_What is being asked_
Determine how many lines below hold the string "Belgium". Reply with the number alone.

_The records_
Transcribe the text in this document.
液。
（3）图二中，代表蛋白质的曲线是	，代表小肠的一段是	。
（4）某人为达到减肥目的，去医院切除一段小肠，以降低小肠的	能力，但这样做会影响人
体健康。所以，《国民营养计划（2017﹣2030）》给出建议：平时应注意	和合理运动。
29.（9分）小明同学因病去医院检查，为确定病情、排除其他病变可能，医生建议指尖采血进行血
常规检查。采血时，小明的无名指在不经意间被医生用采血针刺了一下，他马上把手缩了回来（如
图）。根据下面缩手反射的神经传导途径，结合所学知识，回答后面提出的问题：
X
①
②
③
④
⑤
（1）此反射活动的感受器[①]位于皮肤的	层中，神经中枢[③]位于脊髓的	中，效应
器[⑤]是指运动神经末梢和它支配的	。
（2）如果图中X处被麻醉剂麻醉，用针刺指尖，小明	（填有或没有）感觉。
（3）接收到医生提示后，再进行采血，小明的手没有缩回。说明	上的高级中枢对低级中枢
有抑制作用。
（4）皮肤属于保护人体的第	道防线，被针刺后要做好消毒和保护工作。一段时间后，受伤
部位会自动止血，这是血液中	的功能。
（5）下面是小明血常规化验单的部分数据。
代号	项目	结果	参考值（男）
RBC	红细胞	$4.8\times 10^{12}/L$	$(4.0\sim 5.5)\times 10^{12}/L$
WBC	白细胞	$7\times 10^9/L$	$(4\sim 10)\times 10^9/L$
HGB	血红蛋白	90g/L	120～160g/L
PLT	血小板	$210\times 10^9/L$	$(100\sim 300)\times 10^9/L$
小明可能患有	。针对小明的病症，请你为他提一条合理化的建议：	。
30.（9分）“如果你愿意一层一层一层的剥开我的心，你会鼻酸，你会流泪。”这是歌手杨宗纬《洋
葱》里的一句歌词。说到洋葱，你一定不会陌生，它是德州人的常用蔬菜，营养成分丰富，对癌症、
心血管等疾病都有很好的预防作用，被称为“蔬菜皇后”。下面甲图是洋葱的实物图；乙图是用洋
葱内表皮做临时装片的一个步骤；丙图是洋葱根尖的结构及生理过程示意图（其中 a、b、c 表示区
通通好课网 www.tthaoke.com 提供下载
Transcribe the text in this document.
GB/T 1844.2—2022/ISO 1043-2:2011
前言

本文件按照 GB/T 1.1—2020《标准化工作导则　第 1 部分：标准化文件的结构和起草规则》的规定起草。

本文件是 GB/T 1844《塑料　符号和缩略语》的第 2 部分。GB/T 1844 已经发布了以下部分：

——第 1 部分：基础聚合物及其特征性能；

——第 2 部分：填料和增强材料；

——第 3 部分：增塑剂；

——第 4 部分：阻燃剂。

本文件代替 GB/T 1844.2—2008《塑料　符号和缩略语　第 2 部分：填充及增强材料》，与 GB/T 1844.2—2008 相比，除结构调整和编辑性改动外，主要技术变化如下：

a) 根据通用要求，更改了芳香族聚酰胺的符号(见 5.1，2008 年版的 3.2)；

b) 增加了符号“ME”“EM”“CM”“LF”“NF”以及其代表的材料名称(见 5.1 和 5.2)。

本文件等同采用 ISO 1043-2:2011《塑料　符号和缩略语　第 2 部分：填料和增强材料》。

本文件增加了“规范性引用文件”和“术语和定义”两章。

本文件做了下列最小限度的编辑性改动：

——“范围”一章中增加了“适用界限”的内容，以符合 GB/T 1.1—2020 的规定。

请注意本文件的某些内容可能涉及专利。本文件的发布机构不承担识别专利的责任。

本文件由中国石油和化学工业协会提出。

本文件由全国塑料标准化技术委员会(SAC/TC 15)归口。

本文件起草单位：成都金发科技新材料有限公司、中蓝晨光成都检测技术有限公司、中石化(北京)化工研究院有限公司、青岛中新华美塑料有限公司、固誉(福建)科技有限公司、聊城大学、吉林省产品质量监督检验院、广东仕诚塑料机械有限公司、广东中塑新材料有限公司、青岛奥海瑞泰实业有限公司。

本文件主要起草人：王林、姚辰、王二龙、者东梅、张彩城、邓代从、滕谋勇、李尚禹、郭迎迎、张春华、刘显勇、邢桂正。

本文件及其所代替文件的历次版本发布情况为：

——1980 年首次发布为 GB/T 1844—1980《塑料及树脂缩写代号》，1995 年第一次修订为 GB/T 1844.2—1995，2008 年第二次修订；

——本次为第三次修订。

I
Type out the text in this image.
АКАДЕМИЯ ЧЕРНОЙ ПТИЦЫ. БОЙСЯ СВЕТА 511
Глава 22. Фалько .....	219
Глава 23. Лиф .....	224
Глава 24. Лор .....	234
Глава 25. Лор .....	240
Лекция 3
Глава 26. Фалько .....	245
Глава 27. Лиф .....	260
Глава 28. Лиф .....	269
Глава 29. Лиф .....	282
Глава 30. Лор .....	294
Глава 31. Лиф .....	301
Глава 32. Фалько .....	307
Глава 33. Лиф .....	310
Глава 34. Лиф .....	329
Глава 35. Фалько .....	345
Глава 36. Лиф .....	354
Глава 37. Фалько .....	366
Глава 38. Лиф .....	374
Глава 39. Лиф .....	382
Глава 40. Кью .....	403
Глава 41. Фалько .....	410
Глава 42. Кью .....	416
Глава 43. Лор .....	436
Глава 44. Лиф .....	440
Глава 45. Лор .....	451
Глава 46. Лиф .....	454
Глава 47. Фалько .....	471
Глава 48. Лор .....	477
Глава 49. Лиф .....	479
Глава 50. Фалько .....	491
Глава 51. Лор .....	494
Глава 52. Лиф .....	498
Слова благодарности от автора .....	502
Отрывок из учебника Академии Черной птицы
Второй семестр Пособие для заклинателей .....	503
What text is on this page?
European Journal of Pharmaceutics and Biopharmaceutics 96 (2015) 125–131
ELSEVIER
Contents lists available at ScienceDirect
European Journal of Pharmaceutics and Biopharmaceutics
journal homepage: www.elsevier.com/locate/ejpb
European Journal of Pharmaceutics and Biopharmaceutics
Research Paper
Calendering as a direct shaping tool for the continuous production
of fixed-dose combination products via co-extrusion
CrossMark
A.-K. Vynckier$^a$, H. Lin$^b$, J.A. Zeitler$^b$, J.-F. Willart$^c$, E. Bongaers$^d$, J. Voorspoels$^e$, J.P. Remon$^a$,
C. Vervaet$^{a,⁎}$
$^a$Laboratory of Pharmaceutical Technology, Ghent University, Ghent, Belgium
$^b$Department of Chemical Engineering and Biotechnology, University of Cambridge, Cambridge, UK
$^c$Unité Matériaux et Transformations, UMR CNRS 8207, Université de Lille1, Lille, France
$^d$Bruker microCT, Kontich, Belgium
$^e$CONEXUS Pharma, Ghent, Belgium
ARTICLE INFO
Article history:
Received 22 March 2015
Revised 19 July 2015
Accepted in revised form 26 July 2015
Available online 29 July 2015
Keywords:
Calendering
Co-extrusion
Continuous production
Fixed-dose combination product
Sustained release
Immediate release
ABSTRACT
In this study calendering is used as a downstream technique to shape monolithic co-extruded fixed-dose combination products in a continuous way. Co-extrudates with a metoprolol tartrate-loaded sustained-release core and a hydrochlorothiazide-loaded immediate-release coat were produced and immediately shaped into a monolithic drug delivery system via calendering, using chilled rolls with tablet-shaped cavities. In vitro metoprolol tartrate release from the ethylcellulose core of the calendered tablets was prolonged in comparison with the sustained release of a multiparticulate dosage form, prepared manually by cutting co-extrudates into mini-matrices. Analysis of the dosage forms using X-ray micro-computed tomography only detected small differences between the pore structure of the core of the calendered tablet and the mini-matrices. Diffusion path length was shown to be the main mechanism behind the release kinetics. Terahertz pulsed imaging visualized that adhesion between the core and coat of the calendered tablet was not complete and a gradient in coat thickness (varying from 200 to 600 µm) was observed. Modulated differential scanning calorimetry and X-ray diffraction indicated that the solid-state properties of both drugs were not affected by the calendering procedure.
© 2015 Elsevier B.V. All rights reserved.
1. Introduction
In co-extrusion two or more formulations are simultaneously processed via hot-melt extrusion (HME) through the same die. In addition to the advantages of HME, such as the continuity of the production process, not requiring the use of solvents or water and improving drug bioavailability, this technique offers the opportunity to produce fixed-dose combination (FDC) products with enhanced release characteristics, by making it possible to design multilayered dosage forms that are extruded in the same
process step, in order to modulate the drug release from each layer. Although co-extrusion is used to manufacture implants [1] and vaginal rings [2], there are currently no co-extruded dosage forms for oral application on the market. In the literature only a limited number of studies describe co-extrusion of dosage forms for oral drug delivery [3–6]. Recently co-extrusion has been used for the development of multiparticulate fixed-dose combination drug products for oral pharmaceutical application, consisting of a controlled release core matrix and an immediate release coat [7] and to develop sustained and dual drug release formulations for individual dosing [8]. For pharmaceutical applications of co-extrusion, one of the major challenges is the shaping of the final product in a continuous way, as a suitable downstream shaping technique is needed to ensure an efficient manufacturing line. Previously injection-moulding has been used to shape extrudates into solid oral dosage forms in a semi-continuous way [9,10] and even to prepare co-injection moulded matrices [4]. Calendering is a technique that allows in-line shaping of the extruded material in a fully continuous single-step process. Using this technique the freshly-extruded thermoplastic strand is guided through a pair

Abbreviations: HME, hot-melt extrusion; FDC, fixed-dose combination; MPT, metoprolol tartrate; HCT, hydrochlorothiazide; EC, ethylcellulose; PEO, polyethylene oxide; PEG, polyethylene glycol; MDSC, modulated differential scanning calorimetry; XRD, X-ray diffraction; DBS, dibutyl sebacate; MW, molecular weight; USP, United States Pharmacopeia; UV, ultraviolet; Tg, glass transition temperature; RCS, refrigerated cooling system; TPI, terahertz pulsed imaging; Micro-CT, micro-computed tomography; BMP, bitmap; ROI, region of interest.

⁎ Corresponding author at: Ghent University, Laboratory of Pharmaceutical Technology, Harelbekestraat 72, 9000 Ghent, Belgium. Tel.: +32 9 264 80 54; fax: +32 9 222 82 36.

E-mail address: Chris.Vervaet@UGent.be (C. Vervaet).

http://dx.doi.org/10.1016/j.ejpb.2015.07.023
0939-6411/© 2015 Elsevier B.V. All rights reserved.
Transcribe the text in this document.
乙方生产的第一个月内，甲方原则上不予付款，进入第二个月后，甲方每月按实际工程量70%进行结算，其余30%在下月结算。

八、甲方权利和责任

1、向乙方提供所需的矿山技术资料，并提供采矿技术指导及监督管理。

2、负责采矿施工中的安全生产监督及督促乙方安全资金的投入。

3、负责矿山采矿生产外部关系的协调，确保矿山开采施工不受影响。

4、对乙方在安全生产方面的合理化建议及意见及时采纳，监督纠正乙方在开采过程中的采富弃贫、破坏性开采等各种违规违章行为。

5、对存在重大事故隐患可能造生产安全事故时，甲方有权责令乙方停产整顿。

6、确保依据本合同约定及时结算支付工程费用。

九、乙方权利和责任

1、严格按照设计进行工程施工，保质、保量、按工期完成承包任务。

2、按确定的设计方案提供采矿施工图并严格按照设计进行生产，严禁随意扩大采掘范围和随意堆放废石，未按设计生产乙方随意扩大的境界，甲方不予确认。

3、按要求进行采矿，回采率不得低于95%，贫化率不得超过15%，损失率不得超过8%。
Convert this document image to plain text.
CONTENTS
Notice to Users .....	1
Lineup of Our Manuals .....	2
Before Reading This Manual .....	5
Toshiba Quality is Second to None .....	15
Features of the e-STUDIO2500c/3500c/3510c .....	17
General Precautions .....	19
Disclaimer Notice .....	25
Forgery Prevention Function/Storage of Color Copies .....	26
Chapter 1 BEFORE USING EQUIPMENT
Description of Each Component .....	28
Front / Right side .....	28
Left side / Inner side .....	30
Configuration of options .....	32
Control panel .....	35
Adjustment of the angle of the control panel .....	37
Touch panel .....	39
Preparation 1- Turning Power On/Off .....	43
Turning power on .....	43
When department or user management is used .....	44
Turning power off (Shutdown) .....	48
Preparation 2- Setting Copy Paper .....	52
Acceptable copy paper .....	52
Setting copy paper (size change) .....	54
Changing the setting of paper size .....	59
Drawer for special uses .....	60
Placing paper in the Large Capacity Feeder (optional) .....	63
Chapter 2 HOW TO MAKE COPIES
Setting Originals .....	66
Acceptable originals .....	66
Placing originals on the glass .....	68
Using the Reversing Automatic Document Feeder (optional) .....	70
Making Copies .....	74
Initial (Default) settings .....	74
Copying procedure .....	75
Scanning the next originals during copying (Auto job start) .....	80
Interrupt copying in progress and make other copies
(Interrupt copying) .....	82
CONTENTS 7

_Result of the task_
4